— STATED GOAL —
Write out again only the lines between the one with "Extract all readable text from this page." and the end of the records below, both ends counted, and don't include the pictures.
+---+
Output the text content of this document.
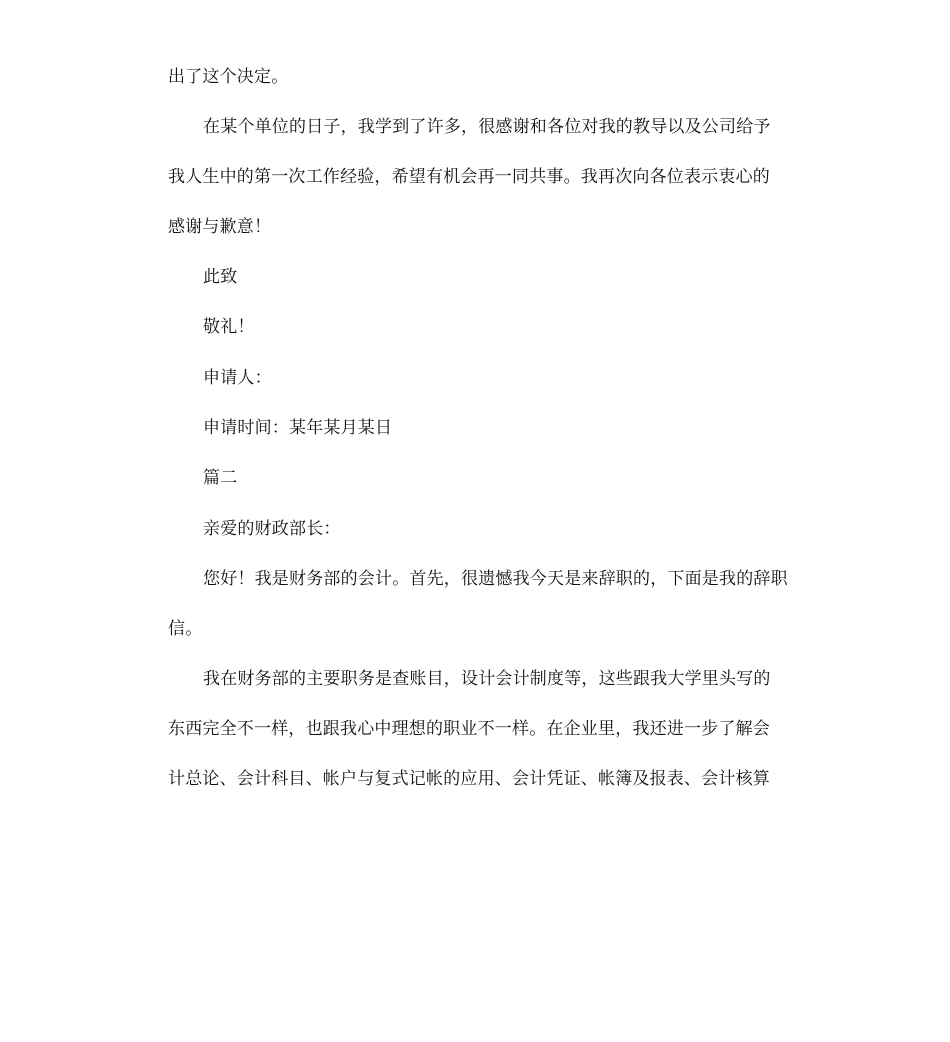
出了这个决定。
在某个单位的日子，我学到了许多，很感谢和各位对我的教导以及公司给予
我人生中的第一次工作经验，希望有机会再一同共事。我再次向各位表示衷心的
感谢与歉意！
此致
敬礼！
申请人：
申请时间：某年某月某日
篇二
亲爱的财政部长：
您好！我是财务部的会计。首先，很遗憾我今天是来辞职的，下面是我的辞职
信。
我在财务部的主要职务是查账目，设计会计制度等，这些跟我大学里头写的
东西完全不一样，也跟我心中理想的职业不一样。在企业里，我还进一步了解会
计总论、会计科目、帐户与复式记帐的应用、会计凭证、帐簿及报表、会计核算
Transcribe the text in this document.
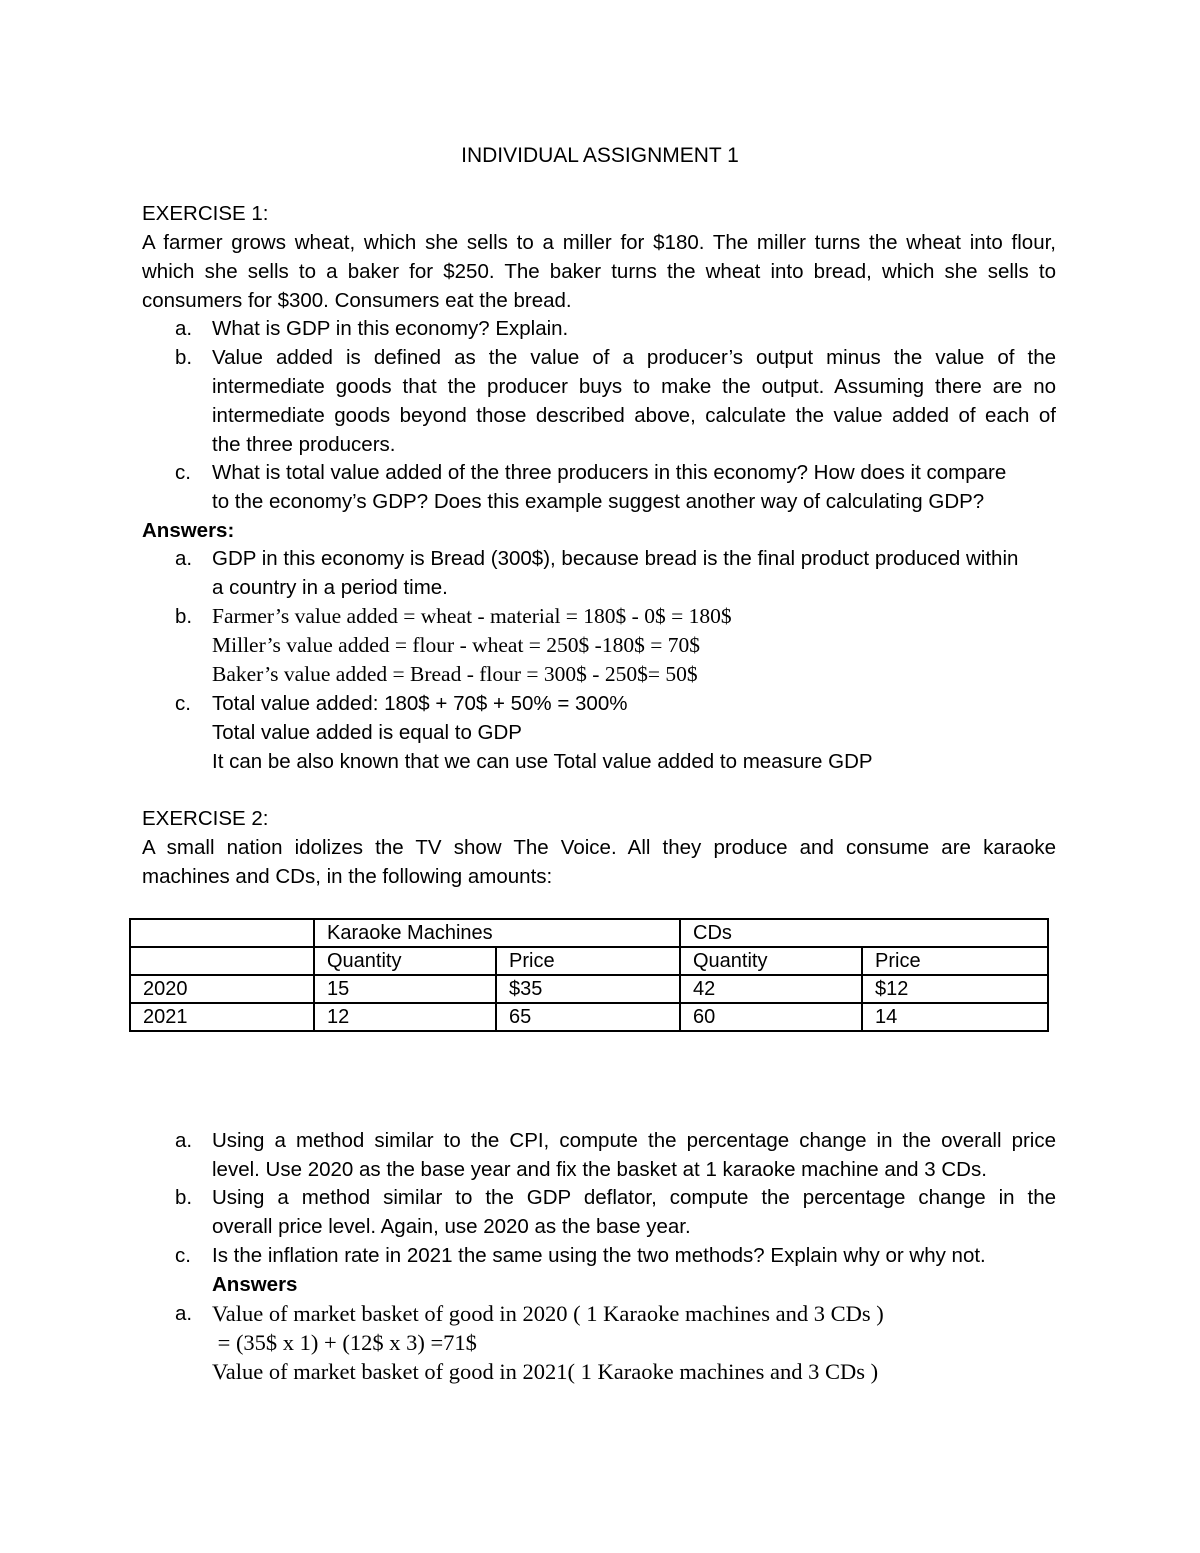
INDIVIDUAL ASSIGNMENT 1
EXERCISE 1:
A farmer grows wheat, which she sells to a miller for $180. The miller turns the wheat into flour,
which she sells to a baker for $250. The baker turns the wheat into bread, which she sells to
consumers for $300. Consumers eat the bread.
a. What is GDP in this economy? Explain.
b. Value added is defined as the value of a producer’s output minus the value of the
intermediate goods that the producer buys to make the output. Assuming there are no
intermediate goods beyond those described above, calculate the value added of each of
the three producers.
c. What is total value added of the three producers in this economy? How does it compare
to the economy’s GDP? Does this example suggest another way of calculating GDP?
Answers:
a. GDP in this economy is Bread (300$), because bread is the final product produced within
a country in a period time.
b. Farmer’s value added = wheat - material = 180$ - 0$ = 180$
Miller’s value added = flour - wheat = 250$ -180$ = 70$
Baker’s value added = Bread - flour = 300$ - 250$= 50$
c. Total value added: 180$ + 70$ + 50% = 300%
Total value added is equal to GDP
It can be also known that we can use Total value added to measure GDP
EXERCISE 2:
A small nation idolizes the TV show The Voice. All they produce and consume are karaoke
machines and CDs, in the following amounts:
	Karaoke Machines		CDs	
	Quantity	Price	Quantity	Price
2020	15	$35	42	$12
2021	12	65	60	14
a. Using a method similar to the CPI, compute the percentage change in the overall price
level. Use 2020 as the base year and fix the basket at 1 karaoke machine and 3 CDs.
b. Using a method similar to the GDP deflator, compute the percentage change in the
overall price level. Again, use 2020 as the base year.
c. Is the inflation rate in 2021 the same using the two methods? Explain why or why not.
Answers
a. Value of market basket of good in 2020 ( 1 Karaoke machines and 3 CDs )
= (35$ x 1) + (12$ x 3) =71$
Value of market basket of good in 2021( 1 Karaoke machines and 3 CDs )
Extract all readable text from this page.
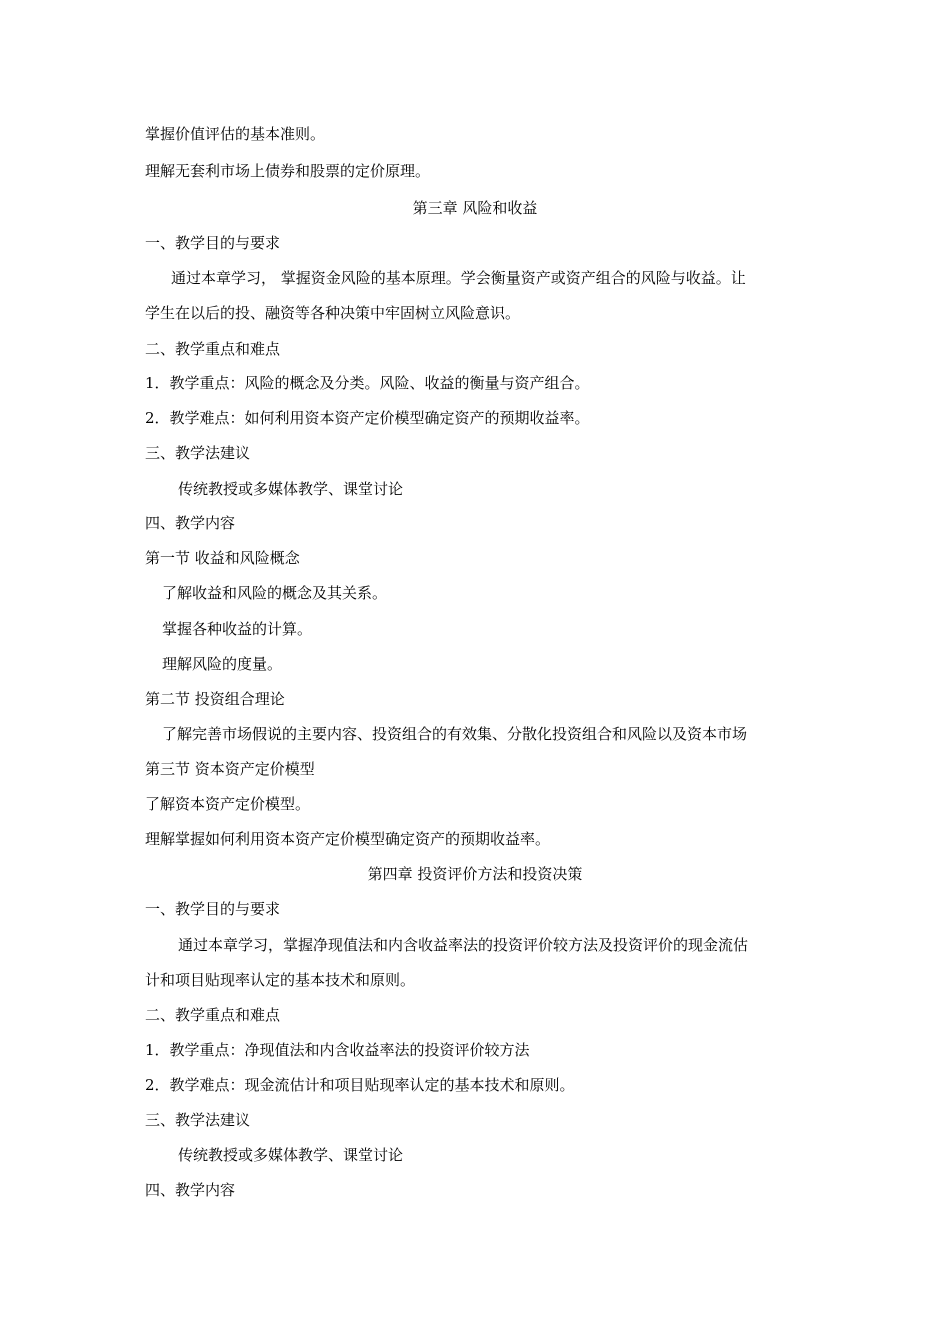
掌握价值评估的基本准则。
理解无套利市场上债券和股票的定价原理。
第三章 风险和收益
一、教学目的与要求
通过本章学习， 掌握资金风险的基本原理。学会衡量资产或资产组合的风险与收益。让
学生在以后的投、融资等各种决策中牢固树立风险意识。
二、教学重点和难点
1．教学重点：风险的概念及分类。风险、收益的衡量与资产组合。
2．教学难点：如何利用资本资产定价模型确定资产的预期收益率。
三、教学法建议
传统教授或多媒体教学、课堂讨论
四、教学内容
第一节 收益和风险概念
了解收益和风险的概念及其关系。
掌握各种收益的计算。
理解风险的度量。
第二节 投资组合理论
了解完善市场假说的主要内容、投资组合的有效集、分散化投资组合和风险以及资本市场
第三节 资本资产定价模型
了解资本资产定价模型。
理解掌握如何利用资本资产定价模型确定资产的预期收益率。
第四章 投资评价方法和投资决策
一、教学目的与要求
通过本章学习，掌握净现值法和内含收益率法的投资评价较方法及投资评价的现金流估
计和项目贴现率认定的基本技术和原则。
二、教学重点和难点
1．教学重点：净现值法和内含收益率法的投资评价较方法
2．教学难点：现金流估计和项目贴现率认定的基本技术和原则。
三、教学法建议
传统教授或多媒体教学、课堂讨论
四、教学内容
+---+
— FINISHED EXERCISE —
Extract all readable text from this page.
掌握价值评估的基本准则。
理解无套利市场上债券和股票的定价原理。
第三章 风险和收益
一、教学目的与要求
通过本章学习， 掌握资金风险的基本原理。学会衡量资产或资产组合的风险与收益。让
学生在以后的投、融资等各种决策中牢固树立风险意识。
二、教学重点和难点
1．教学重点：风险的概念及分类。风险、收益的衡量与资产组合。
2．教学难点：如何利用资本资产定价模型确定资产的预期收益率。
三、教学法建议
传统教授或多媒体教学、课堂讨论
四、教学内容
第一节 收益和风险概念
了解收益和风险的概念及其关系。
掌握各种收益的计算。
理解风险的度量。
第二节 投资组合理论
了解完善市场假说的主要内容、投资组合的有效集、分散化投资组合和风险以及资本市场
第三节 资本资产定价模型
了解资本资产定价模型。
理解掌握如何利用资本资产定价模型确定资产的预期收益率。
第四章 投资评价方法和投资决策
一、教学目的与要求
通过本章学习，掌握净现值法和内含收益率法的投资评价较方法及投资评价的现金流估
计和项目贴现率认定的基本技术和原则。
二、教学重点和难点
1．教学重点：净现值法和内含收益率法的投资评价较方法
2．教学难点：现金流估计和项目贴现率认定的基本技术和原则。
三、教学法建议
传统教授或多媒体教学、课堂讨论
四、教学内容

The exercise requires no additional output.